The records that follow must be repeated verbatim, every one of them.
** BEGIN Material provided **
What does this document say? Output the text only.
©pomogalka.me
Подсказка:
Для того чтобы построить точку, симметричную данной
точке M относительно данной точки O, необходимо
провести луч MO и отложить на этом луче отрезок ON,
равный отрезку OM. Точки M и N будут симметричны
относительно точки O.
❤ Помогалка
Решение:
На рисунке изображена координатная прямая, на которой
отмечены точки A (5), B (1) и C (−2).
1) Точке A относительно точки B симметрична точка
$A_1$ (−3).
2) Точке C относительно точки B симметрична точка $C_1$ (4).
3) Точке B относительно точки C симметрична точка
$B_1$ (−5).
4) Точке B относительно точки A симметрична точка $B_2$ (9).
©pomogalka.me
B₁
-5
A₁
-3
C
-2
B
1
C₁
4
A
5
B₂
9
** END Material provided **
**Response:**
What does this document say? Output the text only.
©pomogalka.me
Подсказка:
Для того чтобы построить точку, симметричную данной
точке M относительно данной точки O, необходимо
провести луч MO и отложить на этом луче отрезок ON,
равный отрезку OM. Точки M и N будут симметричны
относительно точки O.
❤ Помогалка
Решение:
На рисунке изображена координатная прямая, на которой
отмечены точки A (5), B (1) и C (−2).
1) Точке A относительно точки B симметрична точка
$A_1$ (−3).
2) Точке C относительно точки B симметрична точка $C_1$ (4).
3) Точке B относительно точки C симметрична точка
$B_1$ (−5).
4) Точке B относительно точки A симметрична точка $B_2$ (9).
©pomogalka.me
B₁
-5
A₁
-3
C
-2
B
1
C₁
4
A
5
B₂
9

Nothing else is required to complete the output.